OBJECTIVE →
Identify all lines in the data containing the string "likes". Copy them out.

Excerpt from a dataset
* * *
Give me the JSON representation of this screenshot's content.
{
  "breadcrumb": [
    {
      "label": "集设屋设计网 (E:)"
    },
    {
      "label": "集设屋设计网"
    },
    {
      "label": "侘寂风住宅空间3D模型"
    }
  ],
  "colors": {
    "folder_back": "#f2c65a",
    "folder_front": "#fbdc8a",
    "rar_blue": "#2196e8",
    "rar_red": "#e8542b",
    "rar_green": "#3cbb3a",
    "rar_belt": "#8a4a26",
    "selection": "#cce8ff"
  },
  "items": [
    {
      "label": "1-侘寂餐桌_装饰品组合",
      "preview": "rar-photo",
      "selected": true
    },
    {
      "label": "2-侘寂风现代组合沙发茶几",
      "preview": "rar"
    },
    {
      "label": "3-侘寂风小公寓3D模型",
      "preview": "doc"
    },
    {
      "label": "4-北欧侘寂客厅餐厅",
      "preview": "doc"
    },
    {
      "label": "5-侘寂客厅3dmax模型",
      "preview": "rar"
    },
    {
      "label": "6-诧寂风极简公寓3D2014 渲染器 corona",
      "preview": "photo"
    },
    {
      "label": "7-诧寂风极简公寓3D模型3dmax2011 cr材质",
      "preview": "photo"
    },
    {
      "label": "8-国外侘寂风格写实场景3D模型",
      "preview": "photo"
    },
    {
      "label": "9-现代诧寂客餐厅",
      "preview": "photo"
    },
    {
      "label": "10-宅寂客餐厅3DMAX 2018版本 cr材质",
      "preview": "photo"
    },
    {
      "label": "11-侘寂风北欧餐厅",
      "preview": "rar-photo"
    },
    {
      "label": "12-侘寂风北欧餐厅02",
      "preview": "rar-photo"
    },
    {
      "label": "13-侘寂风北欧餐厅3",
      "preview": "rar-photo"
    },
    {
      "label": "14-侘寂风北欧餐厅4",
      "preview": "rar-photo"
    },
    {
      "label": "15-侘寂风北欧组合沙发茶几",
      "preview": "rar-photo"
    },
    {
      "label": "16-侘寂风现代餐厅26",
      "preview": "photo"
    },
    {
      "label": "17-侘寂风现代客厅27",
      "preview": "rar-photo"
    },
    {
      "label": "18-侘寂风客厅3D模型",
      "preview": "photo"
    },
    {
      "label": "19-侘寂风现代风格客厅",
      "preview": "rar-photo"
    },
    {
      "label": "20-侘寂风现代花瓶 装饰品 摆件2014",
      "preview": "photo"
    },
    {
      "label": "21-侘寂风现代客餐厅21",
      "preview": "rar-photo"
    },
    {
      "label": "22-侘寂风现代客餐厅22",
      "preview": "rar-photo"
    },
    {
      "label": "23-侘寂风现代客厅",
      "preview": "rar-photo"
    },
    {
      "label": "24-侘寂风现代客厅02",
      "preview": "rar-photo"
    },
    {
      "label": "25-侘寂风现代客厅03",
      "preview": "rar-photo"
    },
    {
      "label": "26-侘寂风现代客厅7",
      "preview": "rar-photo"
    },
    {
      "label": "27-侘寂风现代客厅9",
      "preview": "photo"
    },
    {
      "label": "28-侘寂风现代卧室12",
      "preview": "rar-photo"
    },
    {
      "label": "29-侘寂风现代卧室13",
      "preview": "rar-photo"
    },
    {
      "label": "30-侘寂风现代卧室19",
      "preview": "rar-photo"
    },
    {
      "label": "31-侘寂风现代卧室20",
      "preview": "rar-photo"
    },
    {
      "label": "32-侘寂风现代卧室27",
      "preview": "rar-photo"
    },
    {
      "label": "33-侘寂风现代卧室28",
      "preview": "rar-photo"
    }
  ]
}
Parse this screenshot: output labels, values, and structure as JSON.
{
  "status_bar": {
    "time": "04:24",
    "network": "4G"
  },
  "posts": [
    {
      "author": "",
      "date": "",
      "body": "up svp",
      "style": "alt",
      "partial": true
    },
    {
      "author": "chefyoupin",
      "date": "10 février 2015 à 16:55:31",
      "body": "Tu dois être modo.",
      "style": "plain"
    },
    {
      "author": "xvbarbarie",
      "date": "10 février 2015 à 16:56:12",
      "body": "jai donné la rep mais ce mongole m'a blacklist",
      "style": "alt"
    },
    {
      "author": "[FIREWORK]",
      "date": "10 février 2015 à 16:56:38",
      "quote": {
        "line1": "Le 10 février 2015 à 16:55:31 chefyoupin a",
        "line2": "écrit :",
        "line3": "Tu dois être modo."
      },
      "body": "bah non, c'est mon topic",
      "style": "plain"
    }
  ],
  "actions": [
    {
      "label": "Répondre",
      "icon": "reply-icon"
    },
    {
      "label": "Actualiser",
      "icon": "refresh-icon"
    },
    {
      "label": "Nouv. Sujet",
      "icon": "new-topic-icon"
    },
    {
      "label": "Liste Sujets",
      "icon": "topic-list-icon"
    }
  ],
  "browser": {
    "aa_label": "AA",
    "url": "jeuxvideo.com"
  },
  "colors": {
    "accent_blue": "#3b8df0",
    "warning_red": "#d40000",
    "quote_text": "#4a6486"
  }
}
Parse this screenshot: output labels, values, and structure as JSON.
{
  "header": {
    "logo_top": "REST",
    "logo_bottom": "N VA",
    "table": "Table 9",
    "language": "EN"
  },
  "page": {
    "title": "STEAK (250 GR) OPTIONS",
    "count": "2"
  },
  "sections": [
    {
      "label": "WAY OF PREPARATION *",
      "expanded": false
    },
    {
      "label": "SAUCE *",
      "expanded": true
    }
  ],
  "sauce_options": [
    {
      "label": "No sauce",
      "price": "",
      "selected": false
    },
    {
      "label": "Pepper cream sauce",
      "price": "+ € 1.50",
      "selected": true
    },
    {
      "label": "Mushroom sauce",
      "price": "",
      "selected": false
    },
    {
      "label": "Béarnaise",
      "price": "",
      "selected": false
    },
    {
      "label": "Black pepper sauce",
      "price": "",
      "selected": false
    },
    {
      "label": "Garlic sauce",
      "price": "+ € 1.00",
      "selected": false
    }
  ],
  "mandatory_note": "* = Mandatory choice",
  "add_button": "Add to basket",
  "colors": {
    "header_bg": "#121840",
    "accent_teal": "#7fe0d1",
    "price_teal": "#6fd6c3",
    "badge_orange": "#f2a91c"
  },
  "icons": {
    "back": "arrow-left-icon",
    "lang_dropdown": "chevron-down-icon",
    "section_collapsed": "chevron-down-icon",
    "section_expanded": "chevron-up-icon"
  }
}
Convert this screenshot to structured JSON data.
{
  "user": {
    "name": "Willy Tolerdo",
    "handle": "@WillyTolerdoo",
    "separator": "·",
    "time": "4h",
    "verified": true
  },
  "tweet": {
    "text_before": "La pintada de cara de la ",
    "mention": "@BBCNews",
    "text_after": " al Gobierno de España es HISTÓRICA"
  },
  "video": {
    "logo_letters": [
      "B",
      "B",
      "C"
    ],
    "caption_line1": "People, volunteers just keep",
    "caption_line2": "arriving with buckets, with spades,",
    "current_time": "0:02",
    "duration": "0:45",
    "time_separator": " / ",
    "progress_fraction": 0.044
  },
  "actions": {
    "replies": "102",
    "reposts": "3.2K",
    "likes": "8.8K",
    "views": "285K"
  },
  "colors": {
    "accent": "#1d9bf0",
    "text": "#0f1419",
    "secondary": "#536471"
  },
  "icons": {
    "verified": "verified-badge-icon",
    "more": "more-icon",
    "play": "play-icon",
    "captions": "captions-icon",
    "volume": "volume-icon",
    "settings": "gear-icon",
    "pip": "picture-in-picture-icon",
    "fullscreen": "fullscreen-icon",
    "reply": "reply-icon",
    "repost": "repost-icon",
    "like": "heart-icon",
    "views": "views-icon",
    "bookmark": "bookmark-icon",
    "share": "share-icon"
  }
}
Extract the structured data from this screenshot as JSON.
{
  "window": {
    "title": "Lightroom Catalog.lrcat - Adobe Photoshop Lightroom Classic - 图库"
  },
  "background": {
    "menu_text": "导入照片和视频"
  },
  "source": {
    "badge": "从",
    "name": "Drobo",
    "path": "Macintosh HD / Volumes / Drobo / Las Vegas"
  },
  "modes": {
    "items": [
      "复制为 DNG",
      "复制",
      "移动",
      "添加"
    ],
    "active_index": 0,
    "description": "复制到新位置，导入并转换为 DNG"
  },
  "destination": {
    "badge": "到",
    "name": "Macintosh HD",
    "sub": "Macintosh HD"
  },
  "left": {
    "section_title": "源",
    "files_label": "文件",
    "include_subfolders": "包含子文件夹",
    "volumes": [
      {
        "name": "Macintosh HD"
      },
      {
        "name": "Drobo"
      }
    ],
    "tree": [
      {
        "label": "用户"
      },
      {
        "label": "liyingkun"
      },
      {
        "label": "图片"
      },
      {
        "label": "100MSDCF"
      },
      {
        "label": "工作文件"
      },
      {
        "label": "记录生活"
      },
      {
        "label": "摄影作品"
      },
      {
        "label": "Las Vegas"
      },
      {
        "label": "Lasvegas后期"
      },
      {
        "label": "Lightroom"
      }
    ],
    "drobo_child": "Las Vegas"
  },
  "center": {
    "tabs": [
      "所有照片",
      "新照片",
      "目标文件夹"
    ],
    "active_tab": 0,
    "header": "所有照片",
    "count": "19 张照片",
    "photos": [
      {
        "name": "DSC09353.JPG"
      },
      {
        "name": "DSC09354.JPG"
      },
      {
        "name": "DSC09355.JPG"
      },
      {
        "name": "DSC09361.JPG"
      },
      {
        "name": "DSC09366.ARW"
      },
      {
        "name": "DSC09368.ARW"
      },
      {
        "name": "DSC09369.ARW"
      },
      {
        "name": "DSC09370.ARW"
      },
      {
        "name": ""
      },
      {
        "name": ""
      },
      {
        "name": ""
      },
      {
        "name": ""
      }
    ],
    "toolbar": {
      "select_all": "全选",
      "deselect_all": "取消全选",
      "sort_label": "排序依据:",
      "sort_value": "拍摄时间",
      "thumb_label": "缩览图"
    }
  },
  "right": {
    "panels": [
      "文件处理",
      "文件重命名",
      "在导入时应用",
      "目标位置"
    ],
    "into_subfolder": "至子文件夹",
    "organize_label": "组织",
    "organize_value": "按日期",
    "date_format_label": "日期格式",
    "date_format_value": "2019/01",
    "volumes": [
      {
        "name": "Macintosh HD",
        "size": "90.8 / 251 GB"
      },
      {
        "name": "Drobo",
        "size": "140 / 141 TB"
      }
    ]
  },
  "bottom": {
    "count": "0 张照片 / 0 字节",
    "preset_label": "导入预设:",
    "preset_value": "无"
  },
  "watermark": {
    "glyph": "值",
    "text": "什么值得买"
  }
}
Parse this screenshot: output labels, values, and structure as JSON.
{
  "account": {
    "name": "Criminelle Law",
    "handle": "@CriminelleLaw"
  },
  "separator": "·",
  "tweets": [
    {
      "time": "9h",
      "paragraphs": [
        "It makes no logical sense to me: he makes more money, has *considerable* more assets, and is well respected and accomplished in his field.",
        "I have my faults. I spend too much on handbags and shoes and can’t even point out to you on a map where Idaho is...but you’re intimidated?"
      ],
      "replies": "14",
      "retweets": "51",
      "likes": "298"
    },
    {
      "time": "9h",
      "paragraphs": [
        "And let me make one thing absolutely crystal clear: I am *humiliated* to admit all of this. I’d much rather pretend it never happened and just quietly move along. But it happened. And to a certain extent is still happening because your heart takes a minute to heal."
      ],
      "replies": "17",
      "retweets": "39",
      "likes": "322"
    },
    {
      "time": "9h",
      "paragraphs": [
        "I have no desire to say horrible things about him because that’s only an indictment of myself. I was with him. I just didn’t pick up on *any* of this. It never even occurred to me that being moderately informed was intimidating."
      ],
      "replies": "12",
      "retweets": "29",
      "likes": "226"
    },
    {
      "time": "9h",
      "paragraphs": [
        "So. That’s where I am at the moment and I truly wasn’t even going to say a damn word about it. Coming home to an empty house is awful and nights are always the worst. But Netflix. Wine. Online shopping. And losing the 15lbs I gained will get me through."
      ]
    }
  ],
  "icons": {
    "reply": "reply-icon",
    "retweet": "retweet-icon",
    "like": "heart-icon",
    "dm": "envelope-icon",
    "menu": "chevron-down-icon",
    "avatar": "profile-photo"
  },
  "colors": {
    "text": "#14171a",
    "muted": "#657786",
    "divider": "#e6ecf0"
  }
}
* * *
WRITTEN ANSWER →
    "likes": "8.8K",
      "likes": "298"
      "likes": "322"
      "likes": "226"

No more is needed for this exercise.